═══ RECORDS TO USE

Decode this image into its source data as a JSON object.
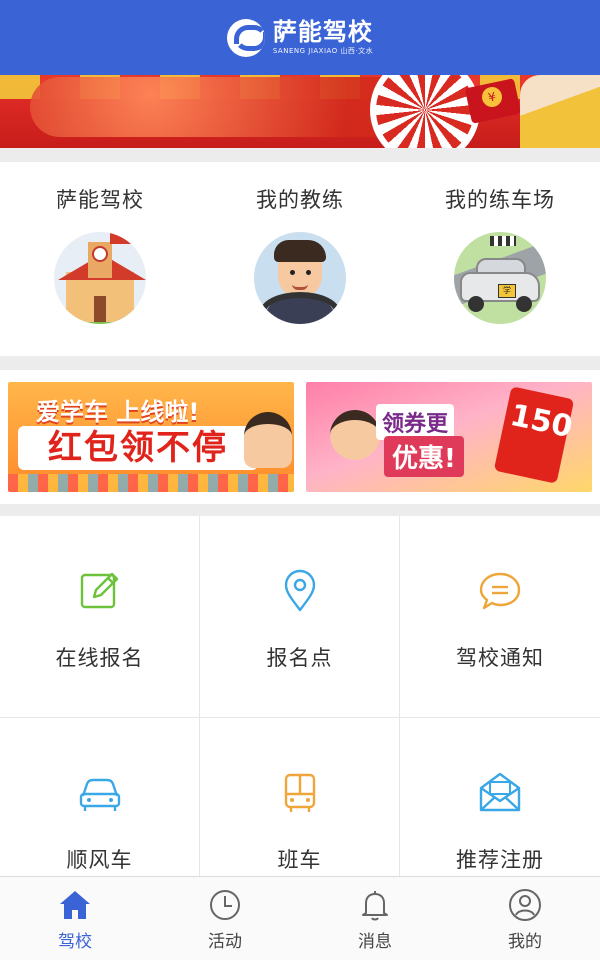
{
  "header": {
    "logo_cn": "萨能驾校",
    "logo_en": "SANENG JIAXIAO 山西·文水"
  },
  "quick_links": [
    {
      "label": "萨能驾校",
      "icon": "school-illustration"
    },
    {
      "label": "我的教练",
      "icon": "coach-illustration"
    },
    {
      "label": "我的练车场",
      "icon": "practice-car-illustration"
    }
  ],
  "promos": [
    {
      "line1": "爱学车 上线啦!",
      "line2": "红包领不停"
    },
    {
      "line1": "领券更",
      "line2": "优惠!",
      "badge": "150"
    }
  ],
  "services": [
    {
      "label": "在线报名",
      "icon": "edit-icon",
      "color": "#6cc23a"
    },
    {
      "label": "报名点",
      "icon": "location-pin-icon",
      "color": "#3aa7e6"
    },
    {
      "label": "驾校通知",
      "icon": "chat-bubble-icon",
      "color": "#f0a53a"
    },
    {
      "label": "顺风车",
      "icon": "car-icon",
      "color": "#3aa7e6"
    },
    {
      "label": "班车",
      "icon": "bus-icon",
      "color": "#f0a53a"
    },
    {
      "label": "推荐注册",
      "icon": "envelope-icon",
      "color": "#3aa7e6"
    }
  ],
  "tabs": [
    {
      "label": "驾校",
      "icon": "home-icon",
      "active": true
    },
    {
      "label": "活动",
      "icon": "clock-icon",
      "active": false
    },
    {
      "label": "消息",
      "icon": "bell-icon",
      "active": false
    },
    {
      "label": "我的",
      "icon": "user-icon",
      "active": false
    }
  ],
  "colors": {
    "brand": "#3a63d6",
    "tab_inactive": "#444444"
  }
}
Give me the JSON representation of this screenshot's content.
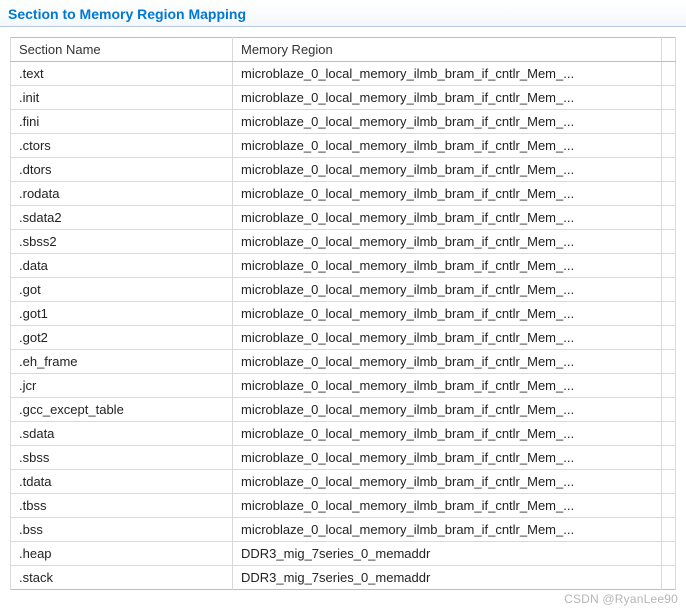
{
  "title": "Section to Memory Region Mapping",
  "columns": [
    "Section Name",
    "Memory Region"
  ],
  "rows": [
    {
      "section": ".text",
      "region": "microblaze_0_local_memory_ilmb_bram_if_cntlr_Mem_..."
    },
    {
      "section": ".init",
      "region": "microblaze_0_local_memory_ilmb_bram_if_cntlr_Mem_..."
    },
    {
      "section": ".fini",
      "region": "microblaze_0_local_memory_ilmb_bram_if_cntlr_Mem_..."
    },
    {
      "section": ".ctors",
      "region": "microblaze_0_local_memory_ilmb_bram_if_cntlr_Mem_..."
    },
    {
      "section": ".dtors",
      "region": "microblaze_0_local_memory_ilmb_bram_if_cntlr_Mem_..."
    },
    {
      "section": ".rodata",
      "region": "microblaze_0_local_memory_ilmb_bram_if_cntlr_Mem_..."
    },
    {
      "section": ".sdata2",
      "region": "microblaze_0_local_memory_ilmb_bram_if_cntlr_Mem_..."
    },
    {
      "section": ".sbss2",
      "region": "microblaze_0_local_memory_ilmb_bram_if_cntlr_Mem_..."
    },
    {
      "section": ".data",
      "region": "microblaze_0_local_memory_ilmb_bram_if_cntlr_Mem_..."
    },
    {
      "section": ".got",
      "region": "microblaze_0_local_memory_ilmb_bram_if_cntlr_Mem_..."
    },
    {
      "section": ".got1",
      "region": "microblaze_0_local_memory_ilmb_bram_if_cntlr_Mem_..."
    },
    {
      "section": ".got2",
      "region": "microblaze_0_local_memory_ilmb_bram_if_cntlr_Mem_..."
    },
    {
      "section": ".eh_frame",
      "region": "microblaze_0_local_memory_ilmb_bram_if_cntlr_Mem_..."
    },
    {
      "section": ".jcr",
      "region": "microblaze_0_local_memory_ilmb_bram_if_cntlr_Mem_..."
    },
    {
      "section": ".gcc_except_table",
      "region": "microblaze_0_local_memory_ilmb_bram_if_cntlr_Mem_..."
    },
    {
      "section": ".sdata",
      "region": "microblaze_0_local_memory_ilmb_bram_if_cntlr_Mem_..."
    },
    {
      "section": ".sbss",
      "region": "microblaze_0_local_memory_ilmb_bram_if_cntlr_Mem_..."
    },
    {
      "section": ".tdata",
      "region": "microblaze_0_local_memory_ilmb_bram_if_cntlr_Mem_..."
    },
    {
      "section": ".tbss",
      "region": "microblaze_0_local_memory_ilmb_bram_if_cntlr_Mem_..."
    },
    {
      "section": ".bss",
      "region": "microblaze_0_local_memory_ilmb_bram_if_cntlr_Mem_..."
    },
    {
      "section": ".heap",
      "region": "DDR3_mig_7series_0_memaddr"
    },
    {
      "section": ".stack",
      "region": "DDR3_mig_7series_0_memaddr"
    }
  ],
  "watermark": "CSDN @RyanLee90"
}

══════

• _WHAT THE TASK ASKS_
Leave out all images, then reproduce the entries above exactly.

• _SOLVED EXERCISE_
Decode this image into its source data as a JSON object.
{
  "header": {
    "logo_cn": "萨能驾校",
    "logo_en": "SANENG JIAXIAO 山西·文水"
  },
  "quick_links": [
    {
      "label": "萨能驾校",
      "icon": "school-illustration"
    },
    {
      "label": "我的教练",
      "icon": "coach-illustration"
    },
    {
      "label": "我的练车场",
      "icon": "practice-car-illustration"
    }
  ],
  "promos": [
    {
      "line1": "爱学车 上线啦!",
      "line2": "红包领不停"
    },
    {
      "line1": "领券更",
      "line2": "优惠!",
      "badge": "150"
    }
  ],
  "services": [
    {
      "label": "在线报名",
      "icon": "edit-icon",
      "color": "#6cc23a"
    },
    {
      "label": "报名点",
      "icon": "location-pin-icon",
      "color": "#3aa7e6"
    },
    {
      "label": "驾校通知",
      "icon": "chat-bubble-icon",
      "color": "#f0a53a"
    },
    {
      "label": "顺风车",
      "icon": "car-icon",
      "color": "#3aa7e6"
    },
    {
      "label": "班车",
      "icon": "bus-icon",
      "color": "#f0a53a"
    },
    {
      "label": "推荐注册",
      "icon": "envelope-icon",
      "color": "#3aa7e6"
    }
  ],
  "tabs": [
    {
      "label": "驾校",
      "icon": "home-icon",
      "active": true
    },
    {
      "label": "活动",
      "icon": "clock-icon",
      "active": false
    },
    {
      "label": "消息",
      "icon": "bell-icon",
      "active": false
    },
    {
      "label": "我的",
      "icon": "user-icon",
      "active": false
    }
  ],
  "colors": {
    "brand": "#3a63d6",
    "tab_inactive": "#444444"
  }
}
Give me the JSON representation of this screenshot's content.
{
  "title": "Section to Memory Region Mapping",
  "columns": [
    "Section Name",
    "Memory Region"
  ],
  "rows": [
    {
      "section": ".text",
      "region": "microblaze_0_local_memory_ilmb_bram_if_cntlr_Mem_..."
    },
    {
      "section": ".init",
      "region": "microblaze_0_local_memory_ilmb_bram_if_cntlr_Mem_..."
    },
    {
      "section": ".fini",
      "region": "microblaze_0_local_memory_ilmb_bram_if_cntlr_Mem_..."
    },
    {
      "section": ".ctors",
      "region": "microblaze_0_local_memory_ilmb_bram_if_cntlr_Mem_..."
    },
    {
      "section": ".dtors",
      "region": "microblaze_0_local_memory_ilmb_bram_if_cntlr_Mem_..."
    },
    {
      "section": ".rodata",
      "region": "microblaze_0_local_memory_ilmb_bram_if_cntlr_Mem_..."
    },
    {
      "section": ".sdata2",
      "region": "microblaze_0_local_memory_ilmb_bram_if_cntlr_Mem_..."
    },
    {
      "section": ".sbss2",
      "region": "microblaze_0_local_memory_ilmb_bram_if_cntlr_Mem_..."
    },
    {
      "section": ".data",
      "region": "microblaze_0_local_memory_ilmb_bram_if_cntlr_Mem_..."
    },
    {
      "section": ".got",
      "region": "microblaze_0_local_memory_ilmb_bram_if_cntlr_Mem_..."
    },
    {
      "section": ".got1",
      "region": "microblaze_0_local_memory_ilmb_bram_if_cntlr_Mem_..."
    },
    {
      "section": ".got2",
      "region": "microblaze_0_local_memory_ilmb_bram_if_cntlr_Mem_..."
    },
    {
      "section": ".eh_frame",
      "region": "microblaze_0_local_memory_ilmb_bram_if_cntlr_Mem_..."
    },
    {
      "section": ".jcr",
      "region": "microblaze_0_local_memory_ilmb_bram_if_cntlr_Mem_..."
    },
    {
      "section": ".gcc_except_table",
      "region": "microblaze_0_local_memory_ilmb_bram_if_cntlr_Mem_..."
    },
    {
      "section": ".sdata",
      "region": "microblaze_0_local_memory_ilmb_bram_if_cntlr_Mem_..."
    },
    {
      "section": ".sbss",
      "region": "microblaze_0_local_memory_ilmb_bram_if_cntlr_Mem_..."
    },
    {
      "section": ".tdata",
      "region": "microblaze_0_local_memory_ilmb_bram_if_cntlr_Mem_..."
    },
    {
      "section": ".tbss",
      "region": "microblaze_0_local_memory_ilmb_bram_if_cntlr_Mem_..."
    },
    {
      "section": ".bss",
      "region": "microblaze_0_local_memory_ilmb_bram_if_cntlr_Mem_..."
    },
    {
      "section": ".heap",
      "region": "DDR3_mig_7series_0_memaddr"
    },
    {
      "section": ".stack",
      "region": "DDR3_mig_7series_0_memaddr"
    }
  ],
  "watermark": "CSDN @RyanLee90"
}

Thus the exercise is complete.